- **SUPPLIED DATA**:
━━━━━━
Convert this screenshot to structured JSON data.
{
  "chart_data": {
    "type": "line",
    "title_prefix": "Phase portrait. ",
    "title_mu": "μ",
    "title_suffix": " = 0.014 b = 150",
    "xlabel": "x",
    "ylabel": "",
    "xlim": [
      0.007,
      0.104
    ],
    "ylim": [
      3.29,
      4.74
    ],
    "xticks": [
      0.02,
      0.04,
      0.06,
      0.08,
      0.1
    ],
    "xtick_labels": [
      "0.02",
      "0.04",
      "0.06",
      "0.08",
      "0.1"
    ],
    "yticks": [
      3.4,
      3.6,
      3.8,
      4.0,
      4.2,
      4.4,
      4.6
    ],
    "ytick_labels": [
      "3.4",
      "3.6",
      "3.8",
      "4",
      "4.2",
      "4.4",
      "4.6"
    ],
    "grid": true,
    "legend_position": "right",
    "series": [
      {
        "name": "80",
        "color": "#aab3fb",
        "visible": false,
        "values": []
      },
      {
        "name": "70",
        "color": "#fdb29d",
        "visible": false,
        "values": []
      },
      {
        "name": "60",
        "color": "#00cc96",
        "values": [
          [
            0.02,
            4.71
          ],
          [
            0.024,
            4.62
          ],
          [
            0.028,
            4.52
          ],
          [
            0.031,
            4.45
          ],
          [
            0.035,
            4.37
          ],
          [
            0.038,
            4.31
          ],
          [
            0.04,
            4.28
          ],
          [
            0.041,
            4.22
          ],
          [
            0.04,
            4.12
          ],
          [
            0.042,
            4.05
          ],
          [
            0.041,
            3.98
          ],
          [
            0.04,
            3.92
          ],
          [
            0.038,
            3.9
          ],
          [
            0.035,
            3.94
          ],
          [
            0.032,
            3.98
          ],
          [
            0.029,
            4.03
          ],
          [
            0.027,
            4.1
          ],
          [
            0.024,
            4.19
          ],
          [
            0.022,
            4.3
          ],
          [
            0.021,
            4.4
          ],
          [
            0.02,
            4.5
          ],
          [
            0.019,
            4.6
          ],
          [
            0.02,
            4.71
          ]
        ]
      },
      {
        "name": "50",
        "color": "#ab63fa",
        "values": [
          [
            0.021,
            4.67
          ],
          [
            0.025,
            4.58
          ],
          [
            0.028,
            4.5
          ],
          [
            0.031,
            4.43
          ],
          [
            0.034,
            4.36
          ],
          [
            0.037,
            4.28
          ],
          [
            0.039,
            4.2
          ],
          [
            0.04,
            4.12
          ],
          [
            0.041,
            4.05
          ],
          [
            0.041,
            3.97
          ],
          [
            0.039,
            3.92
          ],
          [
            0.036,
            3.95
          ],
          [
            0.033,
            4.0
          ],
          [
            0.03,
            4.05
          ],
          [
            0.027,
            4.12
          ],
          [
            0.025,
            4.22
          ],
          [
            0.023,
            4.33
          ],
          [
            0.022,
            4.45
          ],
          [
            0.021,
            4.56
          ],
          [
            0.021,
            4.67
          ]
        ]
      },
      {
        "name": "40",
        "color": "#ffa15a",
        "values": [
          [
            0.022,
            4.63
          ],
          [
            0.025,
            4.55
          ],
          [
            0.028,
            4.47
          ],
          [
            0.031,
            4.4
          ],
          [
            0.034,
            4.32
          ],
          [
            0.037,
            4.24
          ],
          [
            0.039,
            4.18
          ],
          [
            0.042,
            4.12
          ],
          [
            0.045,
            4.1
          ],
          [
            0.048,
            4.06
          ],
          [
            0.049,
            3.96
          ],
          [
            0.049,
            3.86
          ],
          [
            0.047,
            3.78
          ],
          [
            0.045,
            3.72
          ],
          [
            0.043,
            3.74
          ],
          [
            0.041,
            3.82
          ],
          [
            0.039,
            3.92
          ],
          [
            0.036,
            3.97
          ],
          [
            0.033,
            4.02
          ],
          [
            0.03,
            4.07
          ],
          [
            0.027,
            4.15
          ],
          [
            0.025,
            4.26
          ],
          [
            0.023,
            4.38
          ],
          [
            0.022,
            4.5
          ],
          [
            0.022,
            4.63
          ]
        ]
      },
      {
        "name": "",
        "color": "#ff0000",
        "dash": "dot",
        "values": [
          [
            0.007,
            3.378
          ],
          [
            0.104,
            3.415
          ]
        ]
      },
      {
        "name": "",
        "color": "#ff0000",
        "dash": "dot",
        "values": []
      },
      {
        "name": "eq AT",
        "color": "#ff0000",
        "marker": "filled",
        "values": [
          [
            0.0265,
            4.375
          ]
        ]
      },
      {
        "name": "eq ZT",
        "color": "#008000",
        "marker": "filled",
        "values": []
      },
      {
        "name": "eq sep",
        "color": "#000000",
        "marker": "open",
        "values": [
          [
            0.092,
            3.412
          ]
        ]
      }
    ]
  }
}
━━━━━━
- **WORK TO DO**:
Copy all the entries verbatim.

- **REPLY TO THE EXERCISE**:
Convert this screenshot to structured JSON data.
{
  "chart_data": {
    "type": "line",
    "title_prefix": "Phase portrait. ",
    "title_mu": "μ",
    "title_suffix": " = 0.014 b = 150",
    "xlabel": "x",
    "ylabel": "",
    "xlim": [
      0.007,
      0.104
    ],
    "ylim": [
      3.29,
      4.74
    ],
    "xticks": [
      0.02,
      0.04,
      0.06,
      0.08,
      0.1
    ],
    "xtick_labels": [
      "0.02",
      "0.04",
      "0.06",
      "0.08",
      "0.1"
    ],
    "yticks": [
      3.4,
      3.6,
      3.8,
      4.0,
      4.2,
      4.4,
      4.6
    ],
    "ytick_labels": [
      "3.4",
      "3.6",
      "3.8",
      "4",
      "4.2",
      "4.4",
      "4.6"
    ],
    "grid": true,
    "legend_position": "right",
    "series": [
      {
        "name": "80",
        "color": "#aab3fb",
        "visible": false,
        "values": []
      },
      {
        "name": "70",
        "color": "#fdb29d",
        "visible": false,
        "values": []
      },
      {
        "name": "60",
        "color": "#00cc96",
        "values": [
          [
            0.02,
            4.71
          ],
          [
            0.024,
            4.62
          ],
          [
            0.028,
            4.52
          ],
          [
            0.031,
            4.45
          ],
          [
            0.035,
            4.37
          ],
          [
            0.038,
            4.31
          ],
          [
            0.04,
            4.28
          ],
          [
            0.041,
            4.22
          ],
          [
            0.04,
            4.12
          ],
          [
            0.042,
            4.05
          ],
          [
            0.041,
            3.98
          ],
          [
            0.04,
            3.92
          ],
          [
            0.038,
            3.9
          ],
          [
            0.035,
            3.94
          ],
          [
            0.032,
            3.98
          ],
          [
            0.029,
            4.03
          ],
          [
            0.027,
            4.1
          ],
          [
            0.024,
            4.19
          ],
          [
            0.022,
            4.3
          ],
          [
            0.021,
            4.4
          ],
          [
            0.02,
            4.5
          ],
          [
            0.019,
            4.6
          ],
          [
            0.02,
            4.71
          ]
        ]
      },
      {
        "name": "50",
        "color": "#ab63fa",
        "values": [
          [
            0.021,
            4.67
          ],
          [
            0.025,
            4.58
          ],
          [
            0.028,
            4.5
          ],
          [
            0.031,
            4.43
          ],
          [
            0.034,
            4.36
          ],
          [
            0.037,
            4.28
          ],
          [
            0.039,
            4.2
          ],
          [
            0.04,
            4.12
          ],
          [
            0.041,
            4.05
          ],
          [
            0.041,
            3.97
          ],
          [
            0.039,
            3.92
          ],
          [
            0.036,
            3.95
          ],
          [
            0.033,
            4.0
          ],
          [
            0.03,
            4.05
          ],
          [
            0.027,
            4.12
          ],
          [
            0.025,
            4.22
          ],
          [
            0.023,
            4.33
          ],
          [
            0.022,
            4.45
          ],
          [
            0.021,
            4.56
          ],
          [
            0.021,
            4.67
          ]
        ]
      },
      {
        "name": "40",
        "color": "#ffa15a",
        "values": [
          [
            0.022,
            4.63
          ],
          [
            0.025,
            4.55
          ],
          [
            0.028,
            4.47
          ],
          [
            0.031,
            4.4
          ],
          [
            0.034,
            4.32
          ],
          [
            0.037,
            4.24
          ],
          [
            0.039,
            4.18
          ],
          [
            0.042,
            4.12
          ],
          [
            0.045,
            4.1
          ],
          [
            0.048,
            4.06
          ],
          [
            0.049,
            3.96
          ],
          [
            0.049,
            3.86
          ],
          [
            0.047,
            3.78
          ],
          [
            0.045,
            3.72
          ],
          [
            0.043,
            3.74
          ],
          [
            0.041,
            3.82
          ],
          [
            0.039,
            3.92
          ],
          [
            0.036,
            3.97
          ],
          [
            0.033,
            4.02
          ],
          [
            0.03,
            4.07
          ],
          [
            0.027,
            4.15
          ],
          [
            0.025,
            4.26
          ],
          [
            0.023,
            4.38
          ],
          [
            0.022,
            4.5
          ],
          [
            0.022,
            4.63
          ]
        ]
      },
      {
        "name": "",
        "color": "#ff0000",
        "dash": "dot",
        "values": [
          [
            0.007,
            3.378
          ],
          [
            0.104,
            3.415
          ]
        ]
      },
      {
        "name": "",
        "color": "#ff0000",
        "dash": "dot",
        "values": []
      },
      {
        "name": "eq AT",
        "color": "#ff0000",
        "marker": "filled",
        "values": [
          [
            0.0265,
            4.375
          ]
        ]
      },
      {
        "name": "eq ZT",
        "color": "#008000",
        "marker": "filled",
        "values": []
      },
      {
        "name": "eq sep",
        "color": "#000000",
        "marker": "open",
        "values": [
          [
            0.092,
            3.412
          ]
        ]
      }
    ]
  }
}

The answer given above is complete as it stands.